Task requirements
Scan the records for the word "flour". Copy each line that includes it.

The data
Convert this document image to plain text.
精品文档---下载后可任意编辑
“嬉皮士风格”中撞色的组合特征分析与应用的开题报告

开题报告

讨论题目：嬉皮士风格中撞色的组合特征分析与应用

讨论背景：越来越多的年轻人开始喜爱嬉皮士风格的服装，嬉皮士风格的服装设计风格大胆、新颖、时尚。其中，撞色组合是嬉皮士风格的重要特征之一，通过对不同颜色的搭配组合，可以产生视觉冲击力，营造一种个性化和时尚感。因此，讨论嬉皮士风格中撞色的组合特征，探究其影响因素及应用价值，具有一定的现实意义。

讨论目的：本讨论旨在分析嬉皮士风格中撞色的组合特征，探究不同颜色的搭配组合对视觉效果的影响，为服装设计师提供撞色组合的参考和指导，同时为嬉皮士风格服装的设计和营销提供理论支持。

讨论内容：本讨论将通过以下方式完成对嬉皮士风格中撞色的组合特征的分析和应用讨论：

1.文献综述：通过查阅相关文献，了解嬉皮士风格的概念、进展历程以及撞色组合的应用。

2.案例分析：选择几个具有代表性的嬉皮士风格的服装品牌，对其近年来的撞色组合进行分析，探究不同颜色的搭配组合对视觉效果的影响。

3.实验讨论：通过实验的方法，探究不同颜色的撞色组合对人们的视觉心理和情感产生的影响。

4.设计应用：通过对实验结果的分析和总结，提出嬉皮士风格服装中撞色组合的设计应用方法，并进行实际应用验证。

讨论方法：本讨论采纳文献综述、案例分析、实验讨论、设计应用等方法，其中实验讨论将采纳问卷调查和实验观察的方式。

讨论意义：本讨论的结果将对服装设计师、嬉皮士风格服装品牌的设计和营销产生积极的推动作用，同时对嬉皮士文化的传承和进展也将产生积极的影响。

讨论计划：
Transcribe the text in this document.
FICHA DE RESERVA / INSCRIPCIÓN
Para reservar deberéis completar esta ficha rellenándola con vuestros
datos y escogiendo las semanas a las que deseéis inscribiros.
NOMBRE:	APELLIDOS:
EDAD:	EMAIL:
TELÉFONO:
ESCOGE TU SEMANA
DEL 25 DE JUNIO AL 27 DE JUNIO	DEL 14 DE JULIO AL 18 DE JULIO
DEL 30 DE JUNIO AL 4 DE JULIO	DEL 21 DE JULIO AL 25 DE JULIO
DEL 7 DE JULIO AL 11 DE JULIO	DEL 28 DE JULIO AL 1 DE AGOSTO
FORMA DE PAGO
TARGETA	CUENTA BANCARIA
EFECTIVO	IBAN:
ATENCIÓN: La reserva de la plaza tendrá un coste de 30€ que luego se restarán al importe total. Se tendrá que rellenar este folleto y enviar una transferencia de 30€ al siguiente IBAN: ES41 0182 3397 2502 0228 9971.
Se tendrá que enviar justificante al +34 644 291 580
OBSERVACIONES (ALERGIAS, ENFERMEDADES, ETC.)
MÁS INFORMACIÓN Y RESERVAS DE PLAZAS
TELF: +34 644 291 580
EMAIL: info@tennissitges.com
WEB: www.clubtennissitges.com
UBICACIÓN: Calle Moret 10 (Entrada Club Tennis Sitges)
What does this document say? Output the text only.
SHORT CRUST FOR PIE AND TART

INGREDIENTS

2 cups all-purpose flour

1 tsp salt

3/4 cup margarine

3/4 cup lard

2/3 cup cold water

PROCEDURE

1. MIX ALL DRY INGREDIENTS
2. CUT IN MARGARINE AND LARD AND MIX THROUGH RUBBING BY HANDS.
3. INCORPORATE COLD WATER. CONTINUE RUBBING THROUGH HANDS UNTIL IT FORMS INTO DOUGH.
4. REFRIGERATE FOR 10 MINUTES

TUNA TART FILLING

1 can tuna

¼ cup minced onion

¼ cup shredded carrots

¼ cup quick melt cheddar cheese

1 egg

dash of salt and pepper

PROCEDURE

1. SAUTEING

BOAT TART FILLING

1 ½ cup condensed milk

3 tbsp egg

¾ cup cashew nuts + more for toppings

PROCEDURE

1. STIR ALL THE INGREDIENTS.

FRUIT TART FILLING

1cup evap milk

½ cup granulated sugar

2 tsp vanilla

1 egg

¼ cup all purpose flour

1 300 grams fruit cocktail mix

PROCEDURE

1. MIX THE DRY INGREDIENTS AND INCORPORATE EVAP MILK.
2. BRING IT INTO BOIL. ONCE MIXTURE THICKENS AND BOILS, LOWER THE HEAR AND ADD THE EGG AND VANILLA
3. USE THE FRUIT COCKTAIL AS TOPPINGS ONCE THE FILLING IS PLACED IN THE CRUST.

Expected answer
2 cups all-purpose flour
¼ cup all purpose flour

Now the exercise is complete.